- _Written request_
Will you give the material below again, every line exactly as it is?

Records from a dataset
►
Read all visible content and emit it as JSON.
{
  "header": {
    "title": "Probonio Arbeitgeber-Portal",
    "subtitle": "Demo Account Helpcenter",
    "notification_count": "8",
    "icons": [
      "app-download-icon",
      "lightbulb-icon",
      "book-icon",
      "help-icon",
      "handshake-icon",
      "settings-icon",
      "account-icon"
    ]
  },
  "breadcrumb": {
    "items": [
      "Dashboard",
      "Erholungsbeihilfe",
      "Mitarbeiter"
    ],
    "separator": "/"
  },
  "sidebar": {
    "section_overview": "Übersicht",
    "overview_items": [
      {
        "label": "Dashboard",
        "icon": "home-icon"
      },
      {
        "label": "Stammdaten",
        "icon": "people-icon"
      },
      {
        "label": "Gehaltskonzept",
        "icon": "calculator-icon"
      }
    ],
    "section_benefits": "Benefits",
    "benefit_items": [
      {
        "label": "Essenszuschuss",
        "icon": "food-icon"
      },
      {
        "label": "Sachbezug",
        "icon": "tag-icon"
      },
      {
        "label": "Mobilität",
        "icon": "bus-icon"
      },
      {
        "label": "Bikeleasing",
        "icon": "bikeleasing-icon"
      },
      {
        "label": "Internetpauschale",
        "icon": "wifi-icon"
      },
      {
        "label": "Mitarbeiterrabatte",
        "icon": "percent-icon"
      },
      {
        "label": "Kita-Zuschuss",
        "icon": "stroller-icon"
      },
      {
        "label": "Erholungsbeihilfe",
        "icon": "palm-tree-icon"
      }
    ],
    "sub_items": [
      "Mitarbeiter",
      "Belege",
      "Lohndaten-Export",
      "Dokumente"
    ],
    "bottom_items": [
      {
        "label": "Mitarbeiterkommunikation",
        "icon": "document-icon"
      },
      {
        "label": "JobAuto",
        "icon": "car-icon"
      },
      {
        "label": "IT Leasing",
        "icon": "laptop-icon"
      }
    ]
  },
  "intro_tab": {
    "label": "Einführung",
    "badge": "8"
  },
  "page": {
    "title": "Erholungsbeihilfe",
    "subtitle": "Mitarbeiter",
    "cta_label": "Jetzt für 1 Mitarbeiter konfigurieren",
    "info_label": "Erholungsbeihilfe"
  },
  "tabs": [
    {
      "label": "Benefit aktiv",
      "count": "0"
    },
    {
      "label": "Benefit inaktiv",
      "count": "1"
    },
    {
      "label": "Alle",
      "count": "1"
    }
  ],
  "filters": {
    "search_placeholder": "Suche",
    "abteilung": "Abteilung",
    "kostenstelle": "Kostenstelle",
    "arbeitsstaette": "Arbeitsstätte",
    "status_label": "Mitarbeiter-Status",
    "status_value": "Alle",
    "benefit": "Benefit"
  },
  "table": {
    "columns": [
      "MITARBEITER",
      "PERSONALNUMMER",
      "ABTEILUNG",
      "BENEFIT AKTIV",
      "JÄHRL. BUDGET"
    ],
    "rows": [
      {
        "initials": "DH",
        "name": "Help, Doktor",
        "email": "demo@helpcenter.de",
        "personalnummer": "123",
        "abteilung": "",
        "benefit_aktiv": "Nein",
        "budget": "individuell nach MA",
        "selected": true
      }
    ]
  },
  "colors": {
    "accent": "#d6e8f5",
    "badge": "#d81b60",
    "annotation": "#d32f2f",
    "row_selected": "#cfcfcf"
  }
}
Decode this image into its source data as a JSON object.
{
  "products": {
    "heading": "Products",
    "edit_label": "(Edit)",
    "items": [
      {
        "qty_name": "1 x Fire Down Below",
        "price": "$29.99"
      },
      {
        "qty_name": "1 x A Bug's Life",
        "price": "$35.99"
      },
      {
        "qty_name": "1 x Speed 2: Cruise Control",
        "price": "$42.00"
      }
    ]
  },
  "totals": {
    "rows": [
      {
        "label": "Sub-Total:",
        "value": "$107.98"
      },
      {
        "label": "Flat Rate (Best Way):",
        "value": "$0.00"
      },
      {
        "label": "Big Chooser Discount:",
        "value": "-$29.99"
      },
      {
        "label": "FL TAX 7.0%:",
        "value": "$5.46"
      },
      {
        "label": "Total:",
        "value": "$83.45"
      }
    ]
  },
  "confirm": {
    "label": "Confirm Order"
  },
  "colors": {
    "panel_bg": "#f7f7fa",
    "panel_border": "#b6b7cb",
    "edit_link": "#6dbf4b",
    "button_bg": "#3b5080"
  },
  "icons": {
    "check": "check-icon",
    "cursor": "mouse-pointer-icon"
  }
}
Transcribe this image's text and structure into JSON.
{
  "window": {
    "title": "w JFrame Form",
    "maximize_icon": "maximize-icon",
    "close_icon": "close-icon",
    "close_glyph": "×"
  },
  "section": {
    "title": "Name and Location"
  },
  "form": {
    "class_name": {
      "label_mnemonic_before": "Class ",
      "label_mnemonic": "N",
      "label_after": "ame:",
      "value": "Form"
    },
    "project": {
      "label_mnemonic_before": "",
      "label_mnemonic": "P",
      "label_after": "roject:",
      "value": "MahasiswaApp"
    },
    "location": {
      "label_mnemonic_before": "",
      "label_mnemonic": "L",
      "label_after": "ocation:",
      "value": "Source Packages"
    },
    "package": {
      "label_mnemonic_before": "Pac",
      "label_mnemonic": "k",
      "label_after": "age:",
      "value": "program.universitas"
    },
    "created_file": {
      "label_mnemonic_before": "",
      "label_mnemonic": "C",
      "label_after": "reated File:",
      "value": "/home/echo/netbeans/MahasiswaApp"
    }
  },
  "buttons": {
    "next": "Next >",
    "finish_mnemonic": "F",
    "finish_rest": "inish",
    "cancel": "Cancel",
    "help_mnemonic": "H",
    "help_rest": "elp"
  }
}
◄
- _Solution to the problem_
Read all visible content and emit it as JSON.
{
  "header": {
    "title": "Probonio Arbeitgeber-Portal",
    "subtitle": "Demo Account Helpcenter",
    "notification_count": "8",
    "icons": [
      "app-download-icon",
      "lightbulb-icon",
      "book-icon",
      "help-icon",
      "handshake-icon",
      "settings-icon",
      "account-icon"
    ]
  },
  "breadcrumb": {
    "items": [
      "Dashboard",
      "Erholungsbeihilfe",
      "Mitarbeiter"
    ],
    "separator": "/"
  },
  "sidebar": {
    "section_overview": "Übersicht",
    "overview_items": [
      {
        "label": "Dashboard",
        "icon": "home-icon"
      },
      {
        "label": "Stammdaten",
        "icon": "people-icon"
      },
      {
        "label": "Gehaltskonzept",
        "icon": "calculator-icon"
      }
    ],
    "section_benefits": "Benefits",
    "benefit_items": [
      {
        "label": "Essenszuschuss",
        "icon": "food-icon"
      },
      {
        "label": "Sachbezug",
        "icon": "tag-icon"
      },
      {
        "label": "Mobilität",
        "icon": "bus-icon"
      },
      {
        "label": "Bikeleasing",
        "icon": "bikeleasing-icon"
      },
      {
        "label": "Internetpauschale",
        "icon": "wifi-icon"
      },
      {
        "label": "Mitarbeiterrabatte",
        "icon": "percent-icon"
      },
      {
        "label": "Kita-Zuschuss",
        "icon": "stroller-icon"
      },
      {
        "label": "Erholungsbeihilfe",
        "icon": "palm-tree-icon"
      }
    ],
    "sub_items": [
      "Mitarbeiter",
      "Belege",
      "Lohndaten-Export",
      "Dokumente"
    ],
    "bottom_items": [
      {
        "label": "Mitarbeiterkommunikation",
        "icon": "document-icon"
      },
      {
        "label": "JobAuto",
        "icon": "car-icon"
      },
      {
        "label": "IT Leasing",
        "icon": "laptop-icon"
      }
    ]
  },
  "intro_tab": {
    "label": "Einführung",
    "badge": "8"
  },
  "page": {
    "title": "Erholungsbeihilfe",
    "subtitle": "Mitarbeiter",
    "cta_label": "Jetzt für 1 Mitarbeiter konfigurieren",
    "info_label": "Erholungsbeihilfe"
  },
  "tabs": [
    {
      "label": "Benefit aktiv",
      "count": "0"
    },
    {
      "label": "Benefit inaktiv",
      "count": "1"
    },
    {
      "label": "Alle",
      "count": "1"
    }
  ],
  "filters": {
    "search_placeholder": "Suche",
    "abteilung": "Abteilung",
    "kostenstelle": "Kostenstelle",
    "arbeitsstaette": "Arbeitsstätte",
    "status_label": "Mitarbeiter-Status",
    "status_value": "Alle",
    "benefit": "Benefit"
  },
  "table": {
    "columns": [
      "MITARBEITER",
      "PERSONALNUMMER",
      "ABTEILUNG",
      "BENEFIT AKTIV",
      "JÄHRL. BUDGET"
    ],
    "rows": [
      {
        "initials": "DH",
        "name": "Help, Doktor",
        "email": "demo@helpcenter.de",
        "personalnummer": "123",
        "abteilung": "",
        "benefit_aktiv": "Nein",
        "budget": "individuell nach MA",
        "selected": true
      }
    ]
  },
  "colors": {
    "accent": "#d6e8f5",
    "badge": "#d81b60",
    "annotation": "#d32f2f",
    "row_selected": "#cfcfcf"
  }
}
Decode this image into its source data as a JSON object.
{
  "products": {
    "heading": "Products",
    "edit_label": "(Edit)",
    "items": [
      {
        "qty_name": "1 x Fire Down Below",
        "price": "$29.99"
      },
      {
        "qty_name": "1 x A Bug's Life",
        "price": "$35.99"
      },
      {
        "qty_name": "1 x Speed 2: Cruise Control",
        "price": "$42.00"
      }
    ]
  },
  "totals": {
    "rows": [
      {
        "label": "Sub-Total:",
        "value": "$107.98"
      },
      {
        "label": "Flat Rate (Best Way):",
        "value": "$0.00"
      },
      {
        "label": "Big Chooser Discount:",
        "value": "-$29.99"
      },
      {
        "label": "FL TAX 7.0%:",
        "value": "$5.46"
      },
      {
        "label": "Total:",
        "value": "$83.45"
      }
    ]
  },
  "confirm": {
    "label": "Confirm Order"
  },
  "colors": {
    "panel_bg": "#f7f7fa",
    "panel_border": "#b6b7cb",
    "edit_link": "#6dbf4b",
    "button_bg": "#3b5080"
  },
  "icons": {
    "check": "check-icon",
    "cursor": "mouse-pointer-icon"
  }
}
Transcribe this image's text and structure into JSON.
{
  "window": {
    "title": "w JFrame Form",
    "maximize_icon": "maximize-icon",
    "close_icon": "close-icon",
    "close_glyph": "×"
  },
  "section": {
    "title": "Name and Location"
  },
  "form": {
    "class_name": {
      "label_mnemonic_before": "Class ",
      "label_mnemonic": "N",
      "label_after": "ame:",
      "value": "Form"
    },
    "project": {
      "label_mnemonic_before": "",
      "label_mnemonic": "P",
      "label_after": "roject:",
      "value": "MahasiswaApp"
    },
    "location": {
      "label_mnemonic_before": "",
      "label_mnemonic": "L",
      "label_after": "ocation:",
      "value": "Source Packages"
    },
    "package": {
      "label_mnemonic_before": "Pac",
      "label_mnemonic": "k",
      "label_after": "age:",
      "value": "program.universitas"
    },
    "created_file": {
      "label_mnemonic_before": "",
      "label_mnemonic": "C",
      "label_after": "reated File:",
      "value": "/home/echo/netbeans/MahasiswaApp"
    }
  },
  "buttons": {
    "next": "Next >",
    "finish_mnemonic": "F",
    "finish_rest": "inish",
    "cancel": "Cancel",
    "help_mnemonic": "H",
    "help_rest": "elp"
  }
}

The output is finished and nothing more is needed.